**REQUIRED WORK:** Please retype the records below exactly, leaving out any pictures.

= = =

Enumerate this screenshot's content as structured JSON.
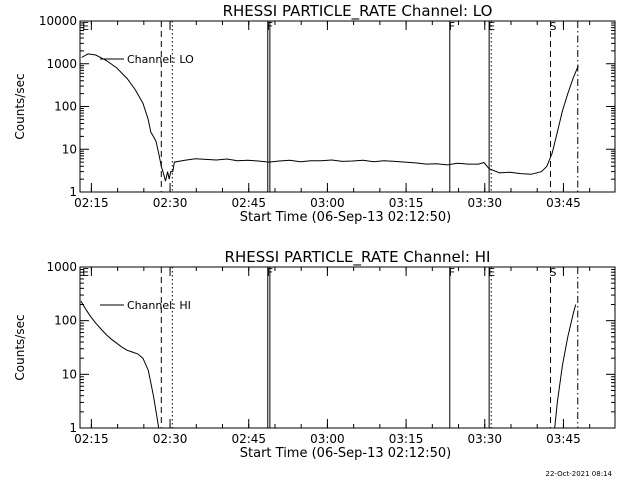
{
  "timestamp": "22-Oct-2021 08:14",
  "chart_data": [
    {
      "type": "line",
      "title": "RHESSI PARTICLE_RATE Channel: LO",
      "xlabel": "Start Time (06-Sep-13 02:12:50)",
      "ylabel": "Counts/sec",
      "yscale": "log",
      "ylim": [
        1,
        10000
      ],
      "xlim_min": [
        0,
        102
      ],
      "y_ticks": [
        "1",
        "10",
        "100",
        "1000",
        "10000"
      ],
      "x_ticks": [
        "02:15",
        "02:30",
        "02:45",
        "03:00",
        "03:15",
        "03:30",
        "03:45"
      ],
      "x_tick_min": [
        2.17,
        17.17,
        32.17,
        47.17,
        62.17,
        77.17,
        92.17
      ],
      "legend": "Channel: LO",
      "markers": [
        {
          "label": "E",
          "t": 0.6,
          "style": "none"
        },
        {
          "label": "",
          "t": 15.5,
          "style": "dashed"
        },
        {
          "label": "",
          "t": 17.6,
          "style": "dotted"
        },
        {
          "label": "F",
          "t": 35.8,
          "style": "solid"
        },
        {
          "label": "",
          "t": 36.2,
          "style": "solid"
        },
        {
          "label": "F",
          "t": 70.5,
          "style": "solid"
        },
        {
          "label": "E",
          "t": 78.0,
          "style": "solid"
        },
        {
          "label": "",
          "t": 78.4,
          "style": "dotted"
        },
        {
          "label": "S",
          "t": 89.7,
          "style": "dashed"
        },
        {
          "label": "",
          "t": 94.9,
          "style": "dashdot"
        }
      ],
      "series": [
        {
          "x": [
            0.3,
            1.5,
            3,
            5,
            7,
            9,
            10.5,
            12,
            13,
            13.5,
            14,
            14.5,
            15,
            15.5,
            16,
            16.3,
            16.7,
            17,
            17.3,
            17.7,
            18,
            20,
            22,
            24,
            26,
            28,
            30,
            32,
            34,
            36,
            38,
            40,
            42,
            44,
            46,
            48,
            50,
            52,
            54,
            56,
            58,
            60,
            62,
            64,
            66,
            68,
            70,
            72,
            74,
            76,
            77,
            78,
            80,
            82,
            84,
            86,
            88,
            89,
            90,
            91,
            92,
            93,
            94,
            95
          ],
          "y": [
            1400,
            1700,
            1600,
            1200,
            800,
            450,
            250,
            120,
            50,
            25,
            20,
            15,
            8,
            4,
            2.5,
            1.8,
            3,
            2,
            3,
            3,
            5,
            5.5,
            6,
            5.8,
            5.6,
            5.9,
            5.4,
            5.5,
            5.3,
            5.0,
            5.3,
            5.5,
            5.1,
            5.4,
            5.4,
            5.6,
            5.2,
            5.3,
            5.5,
            5.1,
            5.4,
            5.2,
            5.0,
            4.8,
            4.5,
            4.6,
            4.3,
            4.7,
            4.5,
            4.5,
            4.9,
            3.5,
            2.8,
            2.9,
            2.7,
            2.6,
            3.0,
            4.0,
            8,
            25,
            80,
            200,
            450,
            900
          ]
        }
      ]
    },
    {
      "type": "line",
      "title": "RHESSI PARTICLE_RATE Channel: HI",
      "xlabel": "Start Time (06-Sep-13 02:12:50)",
      "ylabel": "Counts/sec",
      "yscale": "log",
      "ylim": [
        1,
        1000
      ],
      "xlim_min": [
        0,
        102
      ],
      "y_ticks": [
        "1",
        "10",
        "100",
        "1000"
      ],
      "x_ticks": [
        "02:15",
        "02:30",
        "02:45",
        "03:00",
        "03:15",
        "03:30",
        "03:45"
      ],
      "x_tick_min": [
        2.17,
        17.17,
        32.17,
        47.17,
        62.17,
        77.17,
        92.17
      ],
      "legend": "Channel: HI",
      "markers": [
        {
          "label": "E",
          "t": 0.6,
          "style": "none"
        },
        {
          "label": "",
          "t": 15.5,
          "style": "dashed"
        },
        {
          "label": "",
          "t": 17.6,
          "style": "dotted"
        },
        {
          "label": "F",
          "t": 35.8,
          "style": "solid"
        },
        {
          "label": "",
          "t": 36.2,
          "style": "solid"
        },
        {
          "label": "F",
          "t": 70.5,
          "style": "solid"
        },
        {
          "label": "E",
          "t": 78.0,
          "style": "solid"
        },
        {
          "label": "",
          "t": 78.4,
          "style": "dotted"
        },
        {
          "label": "S",
          "t": 89.7,
          "style": "dashed"
        },
        {
          "label": "",
          "t": 94.9,
          "style": "dashdot"
        }
      ],
      "series": [
        {
          "x": [
            0.2,
            1,
            2,
            3,
            4,
            5,
            6,
            7,
            8,
            9,
            10,
            11,
            12,
            13,
            13.5,
            14,
            14.5,
            15
          ],
          "y": [
            230,
            170,
            120,
            90,
            70,
            55,
            45,
            38,
            32,
            28,
            26,
            24,
            20,
            12,
            7,
            4,
            2,
            1
          ]
        },
        {
          "x": [
            90.5,
            91,
            92,
            93,
            94,
            94.5
          ],
          "y": [
            1,
            3,
            15,
            50,
            130,
            200
          ]
        }
      ]
    }
  ]
}
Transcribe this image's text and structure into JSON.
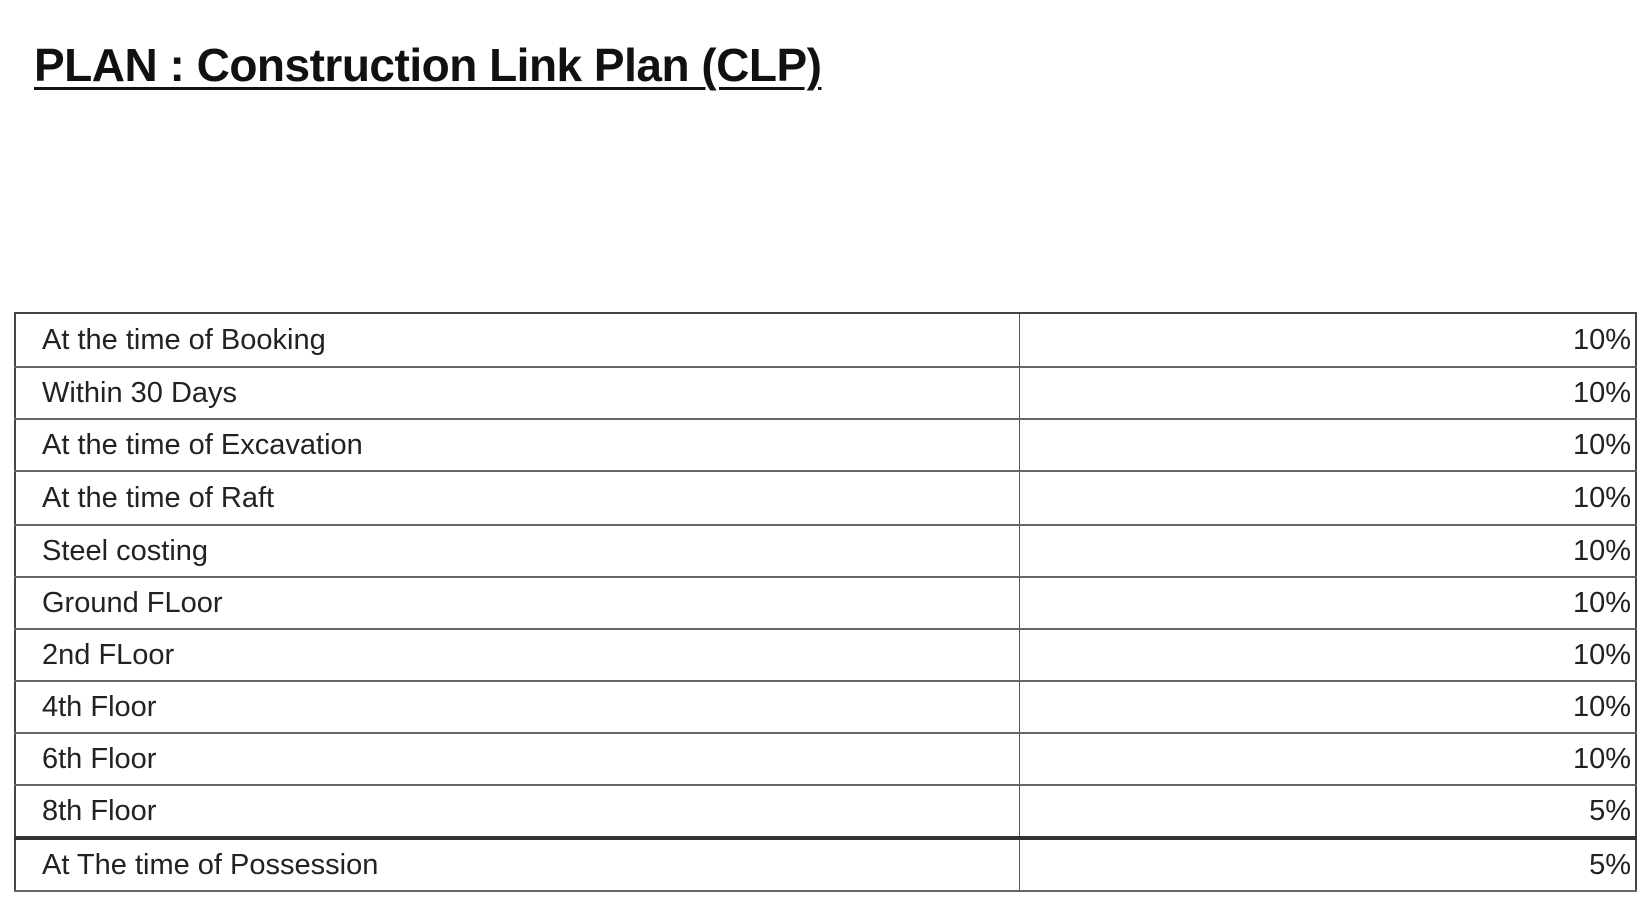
{
  "title": "PLAN : Construction Link Plan (CLP)",
  "rows": [
    {
      "stage": "At the time of Booking",
      "percent": "10%"
    },
    {
      "stage": "Within 30 Days",
      "percent": "10%"
    },
    {
      "stage": "At the time of Excavation",
      "percent": "10%"
    },
    {
      "stage": "At the time of Raft",
      "percent": "10%"
    },
    {
      "stage": "Steel costing",
      "percent": "10%"
    },
    {
      "stage": "Ground FLoor",
      "percent": "10%"
    },
    {
      "stage": "2nd FLoor",
      "percent": "10%"
    },
    {
      "stage": "4th Floor",
      "percent": "10%"
    },
    {
      "stage": "6th Floor",
      "percent": "10%"
    },
    {
      "stage": "8th Floor",
      "percent": "5%"
    },
    {
      "stage": "At The time of Possession",
      "percent": "5%"
    }
  ]
}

= = =

**TASK RESULT:**
Enumerate this screenshot's content as structured JSON.
{
  "timestamp": "22-Oct-2021 08:14",
  "chart_data": [
    {
      "type": "line",
      "title": "RHESSI PARTICLE_RATE Channel: LO",
      "xlabel": "Start Time (06-Sep-13 02:12:50)",
      "ylabel": "Counts/sec",
      "yscale": "log",
      "ylim": [
        1,
        10000
      ],
      "xlim_min": [
        0,
        102
      ],
      "y_ticks": [
        "1",
        "10",
        "100",
        "1000",
        "10000"
      ],
      "x_ticks": [
        "02:15",
        "02:30",
        "02:45",
        "03:00",
        "03:15",
        "03:30",
        "03:45"
      ],
      "x_tick_min": [
        2.17,
        17.17,
        32.17,
        47.17,
        62.17,
        77.17,
        92.17
      ],
      "legend": "Channel: LO",
      "markers": [
        {
          "label": "E",
          "t": 0.6,
          "style": "none"
        },
        {
          "label": "",
          "t": 15.5,
          "style": "dashed"
        },
        {
          "label": "",
          "t": 17.6,
          "style": "dotted"
        },
        {
          "label": "F",
          "t": 35.8,
          "style": "solid"
        },
        {
          "label": "",
          "t": 36.2,
          "style": "solid"
        },
        {
          "label": "F",
          "t": 70.5,
          "style": "solid"
        },
        {
          "label": "E",
          "t": 78.0,
          "style": "solid"
        },
        {
          "label": "",
          "t": 78.4,
          "style": "dotted"
        },
        {
          "label": "S",
          "t": 89.7,
          "style": "dashed"
        },
        {
          "label": "",
          "t": 94.9,
          "style": "dashdot"
        }
      ],
      "series": [
        {
          "x": [
            0.3,
            1.5,
            3,
            5,
            7,
            9,
            10.5,
            12,
            13,
            13.5,
            14,
            14.5,
            15,
            15.5,
            16,
            16.3,
            16.7,
            17,
            17.3,
            17.7,
            18,
            20,
            22,
            24,
            26,
            28,
            30,
            32,
            34,
            36,
            38,
            40,
            42,
            44,
            46,
            48,
            50,
            52,
            54,
            56,
            58,
            60,
            62,
            64,
            66,
            68,
            70,
            72,
            74,
            76,
            77,
            78,
            80,
            82,
            84,
            86,
            88,
            89,
            90,
            91,
            92,
            93,
            94,
            95
          ],
          "y": [
            1400,
            1700,
            1600,
            1200,
            800,
            450,
            250,
            120,
            50,
            25,
            20,
            15,
            8,
            4,
            2.5,
            1.8,
            3,
            2,
            3,
            3,
            5,
            5.5,
            6,
            5.8,
            5.6,
            5.9,
            5.4,
            5.5,
            5.3,
            5.0,
            5.3,
            5.5,
            5.1,
            5.4,
            5.4,
            5.6,
            5.2,
            5.3,
            5.5,
            5.1,
            5.4,
            5.2,
            5.0,
            4.8,
            4.5,
            4.6,
            4.3,
            4.7,
            4.5,
            4.5,
            4.9,
            3.5,
            2.8,
            2.9,
            2.7,
            2.6,
            3.0,
            4.0,
            8,
            25,
            80,
            200,
            450,
            900
          ]
        }
      ]
    },
    {
      "type": "line",
      "title": "RHESSI PARTICLE_RATE Channel: HI",
      "xlabel": "Start Time (06-Sep-13 02:12:50)",
      "ylabel": "Counts/sec",
      "yscale": "log",
      "ylim": [
        1,
        1000
      ],
      "xlim_min": [
        0,
        102
      ],
      "y_ticks": [
        "1",
        "10",
        "100",
        "1000"
      ],
      "x_ticks": [
        "02:15",
        "02:30",
        "02:45",
        "03:00",
        "03:15",
        "03:30",
        "03:45"
      ],
      "x_tick_min": [
        2.17,
        17.17,
        32.17,
        47.17,
        62.17,
        77.17,
        92.17
      ],
      "legend": "Channel: HI",
      "markers": [
        {
          "label": "E",
          "t": 0.6,
          "style": "none"
        },
        {
          "label": "",
          "t": 15.5,
          "style": "dashed"
        },
        {
          "label": "",
          "t": 17.6,
          "style": "dotted"
        },
        {
          "label": "F",
          "t": 35.8,
          "style": "solid"
        },
        {
          "label": "",
          "t": 36.2,
          "style": "solid"
        },
        {
          "label": "F",
          "t": 70.5,
          "style": "solid"
        },
        {
          "label": "E",
          "t": 78.0,
          "style": "solid"
        },
        {
          "label": "",
          "t": 78.4,
          "style": "dotted"
        },
        {
          "label": "S",
          "t": 89.7,
          "style": "dashed"
        },
        {
          "label": "",
          "t": 94.9,
          "style": "dashdot"
        }
      ],
      "series": [
        {
          "x": [
            0.2,
            1,
            2,
            3,
            4,
            5,
            6,
            7,
            8,
            9,
            10,
            11,
            12,
            13,
            13.5,
            14,
            14.5,
            15
          ],
          "y": [
            230,
            170,
            120,
            90,
            70,
            55,
            45,
            38,
            32,
            28,
            26,
            24,
            20,
            12,
            7,
            4,
            2,
            1
          ]
        },
        {
          "x": [
            90.5,
            91,
            92,
            93,
            94,
            94.5
          ],
          "y": [
            1,
            3,
            15,
            50,
            130,
            200
          ]
        }
      ]
    }
  ]
}
Transcribe this image's text and structure into JSON.
{
  "title": "PLAN : Construction Link Plan (CLP)",
  "rows": [
    {
      "stage": "At the time of Booking",
      "percent": "10%"
    },
    {
      "stage": "Within 30 Days",
      "percent": "10%"
    },
    {
      "stage": "At the time of Excavation",
      "percent": "10%"
    },
    {
      "stage": "At the time of Raft",
      "percent": "10%"
    },
    {
      "stage": "Steel costing",
      "percent": "10%"
    },
    {
      "stage": "Ground FLoor",
      "percent": "10%"
    },
    {
      "stage": "2nd FLoor",
      "percent": "10%"
    },
    {
      "stage": "4th Floor",
      "percent": "10%"
    },
    {
      "stage": "6th Floor",
      "percent": "10%"
    },
    {
      "stage": "8th Floor",
      "percent": "5%"
    },
    {
      "stage": "At The time of Possession",
      "percent": "5%"
    }
  ]
}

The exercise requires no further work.